### Problem to solve
Transcribe all of the material exactly. Any picture in it should be left out.

(Recorded data)
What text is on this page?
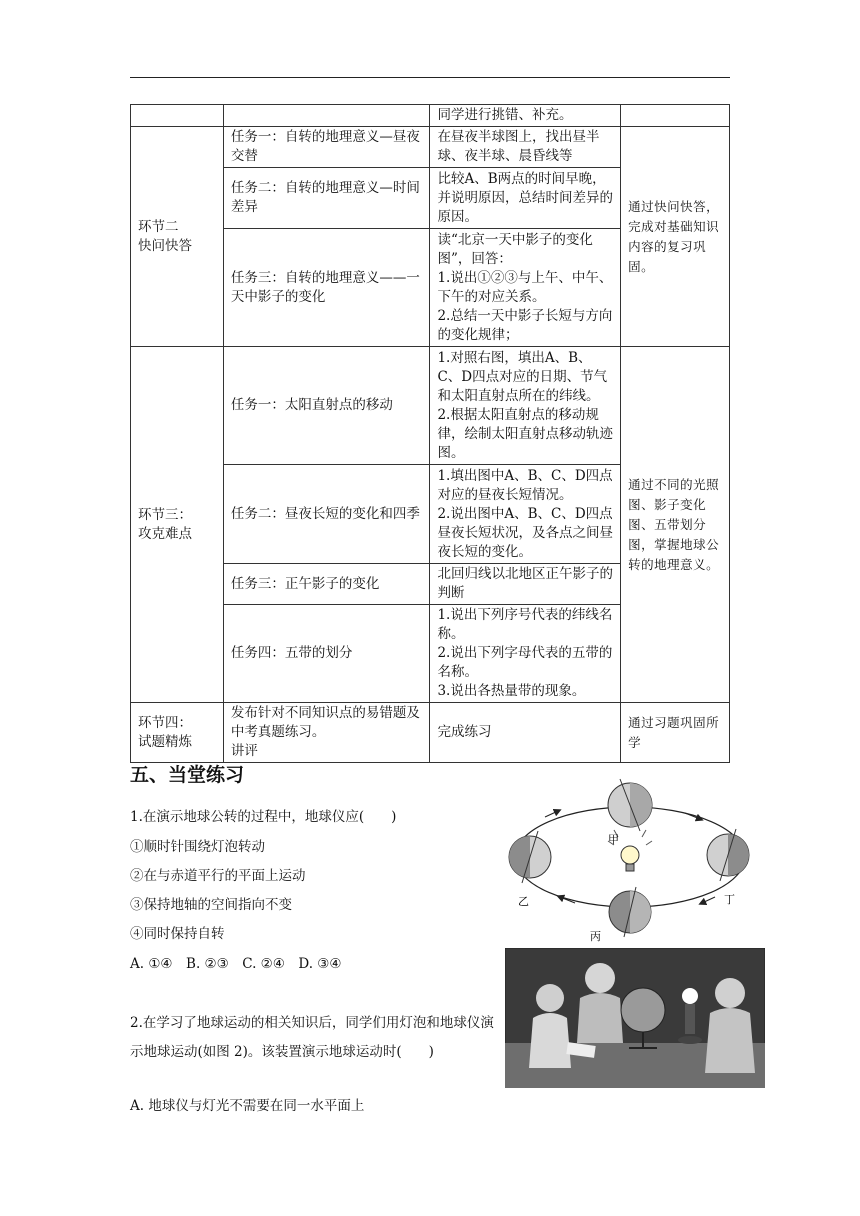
		同学进行挑错、补充。	
环节二
快问快答	任务一：自转的地理意义—昼夜交替	在昼夜半球图上，找出昼半球、夜半球、晨昏线等	通过快问快答，完成对基础知识内容的复习巩固。
	任务二：自转的地理意义—时间差异	比较A、B两点的时间早晚，并说明原因，总结时间差异的原因。	
	任务三：自转的地理意义——一天中影子的变化	读“北京一天中影子的变化图”，回答：
1.说出①②③与上午、中午、下午的对应关系。
2.总结一天中影子长短与方向的变化规律；	
环节三：
攻克难点	任务一：太阳直射点的移动	1.对照右图，填出A、B、C、D四点对应的日期、节气和太阳直射点所在的纬线。
2.根据太阳直射点的移动规律，绘制太阳直射点移动轨迹图。	通过不同的光照图、影子变化图、五带划分图，掌握地球公转的地理意义。
	任务二：昼夜长短的变化和四季	1.填出图中A、B、C、D四点对应的昼夜长短情况。
2.说出图中A、B、C、D四点昼夜长短状况，及各点之间昼夜长短的变化。	
	任务三：正午影子的变化	北回归线以北地区正午影子的判断	
	任务四：五带的划分	1.说出下列序号代表的纬线名称。
2.说出下列字母代表的五带的名称。
3.说出各热量带的现象。	
环节四：
试题精炼	发布针对不同知识点的易错题及中考真题练习。
讲评	完成练习	通过习题巩固所学
五、当堂练习
1.在演示地球公转的过程中，地球仪应(　　)
①顺时针围绕灯泡转动
②在与赤道平行的平面上运动
③保持地轴的空间指向不变
④同时保持自转
A. ①④　B. ②③　C. ②④　D. ③④
甲
乙	丁
丙
2.在学习了地球运动的相关知识后，同学们用灯泡和地球仪演示地球运动(如图 2)。该装置演示地球运动时(　　)
A. 地球仪与灯光不需要在同一水平面上
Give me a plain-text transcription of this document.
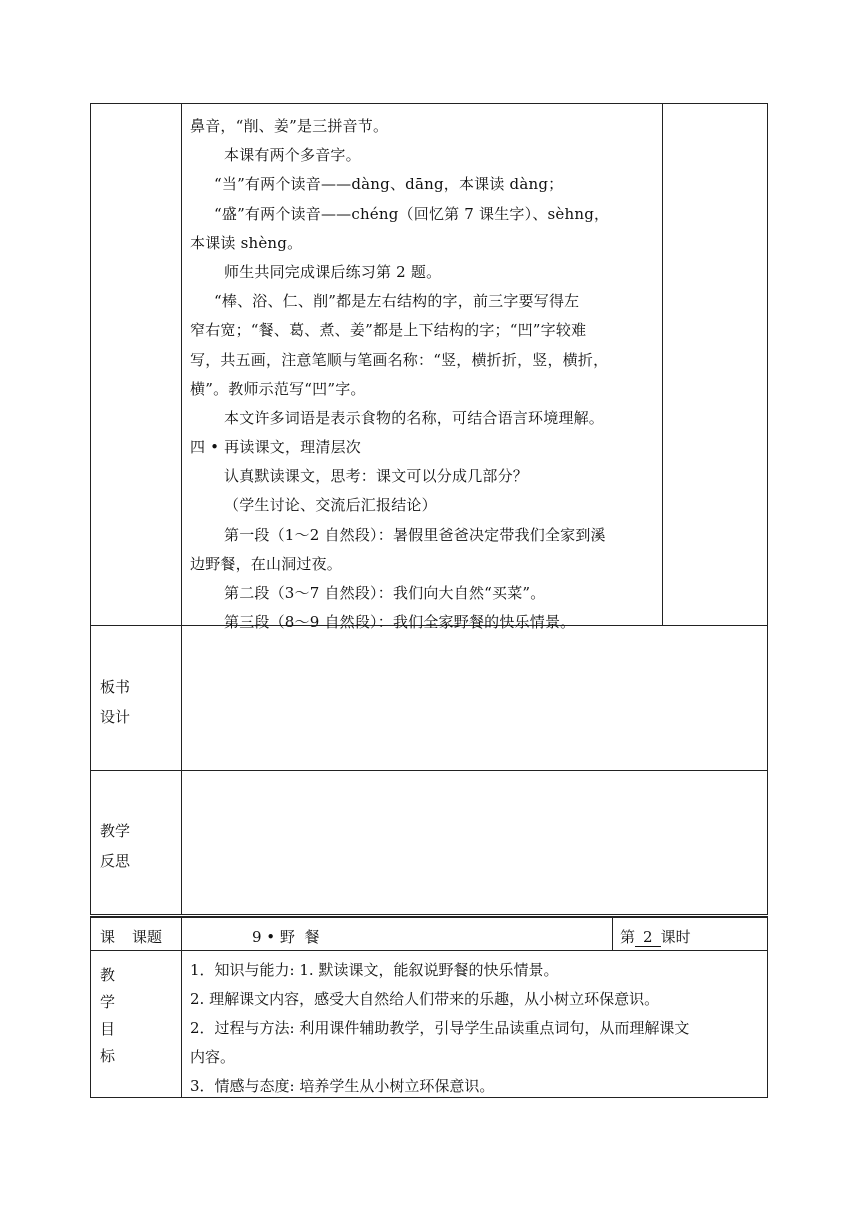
鼻音，“削、姜”是三拼音节。
本课有两个多音字。
“当”有两个读音——dàng、dāng，本课读 dàng；
“盛”有两个读音——chéng（回忆第 7 课生字）、sèhng，
本课读 shèng。
师生共同完成课后练习第 2 题。
“棒、浴、仁、削”都是左右结构的字，前三字要写得左
窄右宽；“餐、葛、煮、姜”都是上下结构的字；“凹”字较难
写，共五画，注意笔顺与笔画名称：“竖，横折折，竖，横折，
横”。教师示范写“凹”字。
本文许多词语是表示食物的名称，可结合语言环境理解。
四 • 再读课文，理清层次
认真默读课文，思考：课文可以分成几部分？
（学生讨论、交流后汇报结论）
第一段（1～2 自然段）：暑假里爸爸决定带我们全家到溪
边野餐，在山洞过夜。
第二段（3～7 自然段）：我们向大自然“买菜”。
第三段（8～9 自然段）：我们全家野餐的快乐情景。
板书
设计
教学
反思
课 课题	9 • 野  餐	第 2 课时
教
学
目
标
1．知识与能力: 1. 默读课文，能叙说野餐的快乐情景。
2. 理解课文内容，感受大自然给人们带来的乐趣，从小树立环保意识。
2．过程与方法: 利用课件辅助教学，引导学生品读重点词句，从而理解课文
内容。
3．情感与态度: 培养学生从小树立环保意识。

### Solution for this problem
What text is on this page?
		同学进行挑错、补充。	
环节二
快问快答	任务一：自转的地理意义—昼夜交替	在昼夜半球图上，找出昼半球、夜半球、晨昏线等	通过快问快答，完成对基础知识内容的复习巩固。
	任务二：自转的地理意义—时间差异	比较A、B两点的时间早晚，并说明原因，总结时间差异的原因。	
	任务三：自转的地理意义——一天中影子的变化	读“北京一天中影子的变化图”，回答：
1.说出①②③与上午、中午、下午的对应关系。
2.总结一天中影子长短与方向的变化规律；	
环节三：
攻克难点	任务一：太阳直射点的移动	1.对照右图，填出A、B、C、D四点对应的日期、节气和太阳直射点所在的纬线。
2.根据太阳直射点的移动规律，绘制太阳直射点移动轨迹图。	通过不同的光照图、影子变化图、五带划分图，掌握地球公转的地理意义。
	任务二：昼夜长短的变化和四季	1.填出图中A、B、C、D四点对应的昼夜长短情况。
2.说出图中A、B、C、D四点昼夜长短状况，及各点之间昼夜长短的变化。	
	任务三：正午影子的变化	北回归线以北地区正午影子的判断	
	任务四：五带的划分	1.说出下列序号代表的纬线名称。
2.说出下列字母代表的五带的名称。
3.说出各热量带的现象。	
环节四：
试题精炼	发布针对不同知识点的易错题及中考真题练习。
讲评	完成练习	通过习题巩固所学
五、当堂练习
1.在演示地球公转的过程中，地球仪应(　　)
①顺时针围绕灯泡转动
②在与赤道平行的平面上运动
③保持地轴的空间指向不变
④同时保持自转
A. ①④　B. ②③　C. ②④　D. ③④
甲
乙	丁
丙
2.在学习了地球运动的相关知识后，同学们用灯泡和地球仪演示地球运动(如图 2)。该装置演示地球运动时(　　)
A. 地球仪与灯光不需要在同一水平面上
Give me a plain-text transcription of this document.
鼻音，“削、姜”是三拼音节。
本课有两个多音字。
“当”有两个读音——dàng、dāng，本课读 dàng；
“盛”有两个读音——chéng（回忆第 7 课生字）、sèhng，
本课读 shèng。
师生共同完成课后练习第 2 题。
“棒、浴、仁、削”都是左右结构的字，前三字要写得左
窄右宽；“餐、葛、煮、姜”都是上下结构的字；“凹”字较难
写，共五画，注意笔顺与笔画名称：“竖，横折折，竖，横折，
横”。教师示范写“凹”字。
本文许多词语是表示食物的名称，可结合语言环境理解。
四 • 再读课文，理清层次
认真默读课文，思考：课文可以分成几部分？
（学生讨论、交流后汇报结论）
第一段（1～2 自然段）：暑假里爸爸决定带我们全家到溪
边野餐，在山洞过夜。
第二段（3～7 自然段）：我们向大自然“买菜”。
第三段（8～9 自然段）：我们全家野餐的快乐情景。
板书
设计
教学
反思
课 课题	9 • 野  餐	第 2 课时
教
学
目
标
1．知识与能力: 1. 默读课文，能叙说野餐的快乐情景。
2. 理解课文内容，感受大自然给人们带来的乐趣，从小树立环保意识。
2．过程与方法: 利用课件辅助教学，引导学生品读重点词句，从而理解课文
内容。
3．情感与态度: 培养学生从小树立环保意识。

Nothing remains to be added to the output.